:: INSTRUCTIONS FOR THE TASK ::
Render each of the rows below as a JSON list of strings, with one string per line and blank lines omitted.

:: RECORDS ::
----

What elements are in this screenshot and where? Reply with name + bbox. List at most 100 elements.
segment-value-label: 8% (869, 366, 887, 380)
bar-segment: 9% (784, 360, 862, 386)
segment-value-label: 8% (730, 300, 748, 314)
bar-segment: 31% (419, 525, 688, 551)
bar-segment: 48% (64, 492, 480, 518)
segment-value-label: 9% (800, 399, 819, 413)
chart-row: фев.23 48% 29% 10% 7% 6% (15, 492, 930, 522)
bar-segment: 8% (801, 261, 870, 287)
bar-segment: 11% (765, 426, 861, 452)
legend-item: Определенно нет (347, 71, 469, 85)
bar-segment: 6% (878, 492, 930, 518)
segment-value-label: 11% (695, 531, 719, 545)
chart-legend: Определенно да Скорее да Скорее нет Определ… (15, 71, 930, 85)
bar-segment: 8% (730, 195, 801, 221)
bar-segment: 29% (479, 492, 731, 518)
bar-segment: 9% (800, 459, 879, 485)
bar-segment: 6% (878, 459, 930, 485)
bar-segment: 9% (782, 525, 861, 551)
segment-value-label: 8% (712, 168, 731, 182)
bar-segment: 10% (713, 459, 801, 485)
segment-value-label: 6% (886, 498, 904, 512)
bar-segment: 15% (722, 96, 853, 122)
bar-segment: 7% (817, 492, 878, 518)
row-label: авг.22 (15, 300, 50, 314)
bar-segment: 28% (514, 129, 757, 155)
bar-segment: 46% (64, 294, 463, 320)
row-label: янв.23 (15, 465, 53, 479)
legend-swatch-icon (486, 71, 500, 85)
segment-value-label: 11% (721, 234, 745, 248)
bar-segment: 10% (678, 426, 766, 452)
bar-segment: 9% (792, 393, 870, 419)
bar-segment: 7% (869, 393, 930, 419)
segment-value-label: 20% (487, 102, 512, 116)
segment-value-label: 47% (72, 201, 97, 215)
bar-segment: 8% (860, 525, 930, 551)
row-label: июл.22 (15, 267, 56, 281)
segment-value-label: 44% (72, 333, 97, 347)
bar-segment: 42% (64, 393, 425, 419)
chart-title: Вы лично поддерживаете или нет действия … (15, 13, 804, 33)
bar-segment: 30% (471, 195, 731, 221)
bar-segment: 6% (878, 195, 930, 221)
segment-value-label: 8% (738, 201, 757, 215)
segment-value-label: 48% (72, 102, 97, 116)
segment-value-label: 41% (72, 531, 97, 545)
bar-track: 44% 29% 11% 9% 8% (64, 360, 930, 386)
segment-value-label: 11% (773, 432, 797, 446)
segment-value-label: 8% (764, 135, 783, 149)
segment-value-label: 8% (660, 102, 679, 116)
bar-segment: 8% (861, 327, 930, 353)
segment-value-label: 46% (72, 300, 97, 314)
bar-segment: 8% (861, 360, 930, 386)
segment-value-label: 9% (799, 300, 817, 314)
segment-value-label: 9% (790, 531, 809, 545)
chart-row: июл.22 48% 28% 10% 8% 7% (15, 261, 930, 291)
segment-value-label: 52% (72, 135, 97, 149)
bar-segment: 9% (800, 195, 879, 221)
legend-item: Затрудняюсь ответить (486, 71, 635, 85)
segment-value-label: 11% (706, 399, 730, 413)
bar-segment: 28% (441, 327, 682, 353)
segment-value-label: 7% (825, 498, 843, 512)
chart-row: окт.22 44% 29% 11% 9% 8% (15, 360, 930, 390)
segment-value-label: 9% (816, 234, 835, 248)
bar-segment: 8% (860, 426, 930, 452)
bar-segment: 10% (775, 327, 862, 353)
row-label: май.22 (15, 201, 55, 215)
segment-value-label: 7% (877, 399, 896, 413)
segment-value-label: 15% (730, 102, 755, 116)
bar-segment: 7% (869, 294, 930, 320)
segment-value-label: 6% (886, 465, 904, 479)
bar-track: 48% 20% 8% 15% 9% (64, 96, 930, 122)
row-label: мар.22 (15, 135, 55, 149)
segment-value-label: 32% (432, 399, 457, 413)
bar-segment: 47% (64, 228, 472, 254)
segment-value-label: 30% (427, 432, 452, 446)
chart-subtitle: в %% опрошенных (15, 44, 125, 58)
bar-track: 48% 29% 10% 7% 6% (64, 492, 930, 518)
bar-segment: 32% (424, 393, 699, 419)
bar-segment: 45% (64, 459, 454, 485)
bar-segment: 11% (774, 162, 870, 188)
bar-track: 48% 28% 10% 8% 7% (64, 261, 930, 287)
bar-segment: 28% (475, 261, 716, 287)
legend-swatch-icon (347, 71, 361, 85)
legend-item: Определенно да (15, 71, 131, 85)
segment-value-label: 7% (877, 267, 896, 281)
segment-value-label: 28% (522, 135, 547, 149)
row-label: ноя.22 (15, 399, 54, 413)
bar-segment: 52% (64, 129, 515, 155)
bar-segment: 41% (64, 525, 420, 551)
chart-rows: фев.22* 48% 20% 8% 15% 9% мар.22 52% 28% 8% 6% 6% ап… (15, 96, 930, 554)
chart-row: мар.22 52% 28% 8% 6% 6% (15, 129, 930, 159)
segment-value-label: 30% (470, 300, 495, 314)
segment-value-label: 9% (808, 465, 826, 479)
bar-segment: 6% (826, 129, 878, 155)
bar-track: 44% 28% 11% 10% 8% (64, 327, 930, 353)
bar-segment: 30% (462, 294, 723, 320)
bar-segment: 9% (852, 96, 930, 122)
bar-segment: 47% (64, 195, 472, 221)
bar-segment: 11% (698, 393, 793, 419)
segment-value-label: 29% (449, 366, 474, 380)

----

:: THE ANSWER ::
[
  "What elements are in this screenshot and where? Reply with name + bbox. List at most 100 elements.",
  "segment-value-label: 8% (869, 366, 887, 380)",
  "bar-segment: 9% (784, 360, 862, 386)",
  "segment-value-label: 8% (730, 300, 748, 314)",
  "bar-segment: 31% (419, 525, 688, 551)",
  "bar-segment: 48% (64, 492, 480, 518)",
  "segment-value-label: 9% (800, 399, 819, 413)",
  "chart-row: фев.23 48% 29% 10% 7% 6% (15, 492, 930, 522)",
  "bar-segment: 8% (801, 261, 870, 287)",
  "bar-segment: 11% (765, 426, 861, 452)",
  "legend-item: Определенно нет (347, 71, 469, 85)",
  "bar-segment: 6% (878, 492, 930, 518)",
  "segment-value-label: 11% (695, 531, 719, 545)",
  "chart-legend: Определенно да Скорее да Скорее нет Определ… (15, 71, 930, 85)",
  "bar-segment: 8% (730, 195, 801, 221)",
  "bar-segment: 29% (479, 492, 731, 518)",
  "bar-segment: 9% (800, 459, 879, 485)",
  "bar-segment: 6% (878, 459, 930, 485)",
  "bar-segment: 9% (782, 525, 861, 551)",
  "segment-value-label: 8% (712, 168, 731, 182)",
  "bar-segment: 10% (713, 459, 801, 485)",
  "segment-value-label: 6% (886, 498, 904, 512)",
  "bar-segment: 15% (722, 96, 853, 122)",
  "bar-segment: 7% (817, 492, 878, 518)",
  "row-label: авг.22 (15, 300, 50, 314)",
  "bar-segment: 28% (514, 129, 757, 155)",
  "bar-segment: 46% (64, 294, 463, 320)",
  "row-label: янв.23 (15, 465, 53, 479)",
  "legend-swatch-icon (486, 71, 500, 85)",
  "segment-value-label: 11% (721, 234, 745, 248)",
  "bar-segment: 10% (678, 426, 766, 452)",
  "bar-segment: 9% (792, 393, 870, 419)",
  "bar-segment: 7% (869, 393, 930, 419)",
  "segment-value-label: 20% (487, 102, 512, 116)",
  "segment-value-label: 47% (72, 201, 97, 215)",
  "bar-segment: 8% (860, 525, 930, 551)",
  "row-label: июл.22 (15, 267, 56, 281)",
  "segment-value-label: 44% (72, 333, 97, 347)",
  "bar-segment: 42% (64, 393, 425, 419)",
  "chart-title: Вы лично поддерживаете или нет действия … (15, 13, 804, 33)",
  "bar-segment: 30% (471, 195, 731, 221)",
  "bar-segment: 6% (878, 195, 930, 221)",
  "segment-value-label: 8% (738, 201, 757, 215)",
  "segment-value-label: 48% (72, 102, 97, 116)",
  "segment-value-label: 41% (72, 531, 97, 545)",
  "bar-track: 44% 29% 11% 9% 8% (64, 360, 930, 386)",
  "segment-value-label: 11% (773, 432, 797, 446)",
  "segment-value-label: 8% (764, 135, 783, 149)",
  "segment-value-label: 8% (660, 102, 679, 116)",
  "bar-segment: 8% (861, 327, 930, 353)",
  "segment-value-label: 46% (72, 300, 97, 314)",
  "bar-segment: 8% (861, 360, 930, 386)",
  "segment-value-label: 9% (799, 300, 817, 314)",
  "segment-value-label: 9% (790, 531, 809, 545)",
  "chart-row: июл.22 48% 28% 10% 8% 7% (15, 261, 930, 291)",
  "segment-value-label: 52% (72, 135, 97, 149)",
  "bar-segment: 9% (800, 195, 879, 221)",
  "legend-item: Затрудняюсь ответить (486, 71, 635, 85)",
  "segment-value-label: 11% (706, 399, 730, 413)",
  "bar-segment: 28% (441, 327, 682, 353)",
  "segment-value-label: 7% (825, 498, 843, 512)",
  "chart-row: окт.22 44% 29% 11% 9% 8% (15, 360, 930, 390)",
  "segment-value-label: 9% (816, 234, 835, 248)",
  "bar-segment: 8% (860, 426, 930, 452)",
  "bar-segment: 10% (775, 327, 862, 353)",
  "row-label: май.22 (15, 201, 55, 215)",
  "segment-value-label: 7% (877, 399, 896, 413)",
  "segment-value-label: 15% (730, 102, 755, 116)",
  "bar-segment: 7% (869, 294, 930, 320)",
  "segment-value-label: 6% (886, 465, 904, 479)",
  "bar-track: 48% 20% 8% 15% 9% (64, 96, 930, 122)",
  "row-label: мар.22 (15, 135, 55, 149)",
  "segment-value-label: 32% (432, 399, 457, 413)",
  "bar-segment: 47% (64, 228, 472, 254)",
  "segment-value-label: 30% (427, 432, 452, 446)",
  "chart-subtitle: в %% опрошенных (15, 44, 125, 58)",
  "bar-track: 48% 29% 10% 7% 6% (64, 492, 930, 518)",
  "bar-segment: 32% (424, 393, 699, 419)",
  "bar-segment: 45% (64, 459, 454, 485)",
  "bar-segment: 11% (774, 162, 870, 188)",
  "bar-track: 48% 28% 10% 8% 7% (64, 261, 930, 287)",
  "bar-segment: 28% (475, 261, 716, 287)",
  "legend-swatch-icon (347, 71, 361, 85)",
  "legend-item: Определенно да (15, 71, 131, 85)",
  "segment-value-label: 7% (877, 267, 896, 281)",
  "segment-value-label: 28% (522, 135, 547, 149)",
  "row-label: ноя.22 (15, 399, 54, 413)",
  "bar-segment: 52% (64, 129, 515, 155)",
  "bar-segment: 41% (64, 525, 420, 551)",
  "chart-rows: фев.22* 48% 20% 8% 15% 9% мар.22 52% 28% 8% 6% 6% ап… (15, 96, 930, 554)",
  "chart-row: мар.22 52% 28% 8% 6% 6% (15, 129, 930, 159)",
  "segment-value-label: 30% (470, 300, 495, 314)",
  "segment-value-label: 9% (808, 465, 826, 479)",
  "bar-segment: 6% (826, 129, 878, 155)",
  "bar-track: 44% 28% 11% 10% 8% (64, 327, 930, 353)",
  "bar-segment: 30% (462, 294, 723, 320)",
  "bar-segment: 9% (852, 96, 930, 122)",
  "bar-segment: 47% (64, 195, 472, 221)",
  "bar-segment: 11% (698, 393, 793, 419)",
  "segment-value-label: 29% (449, 366, 474, 380)"
]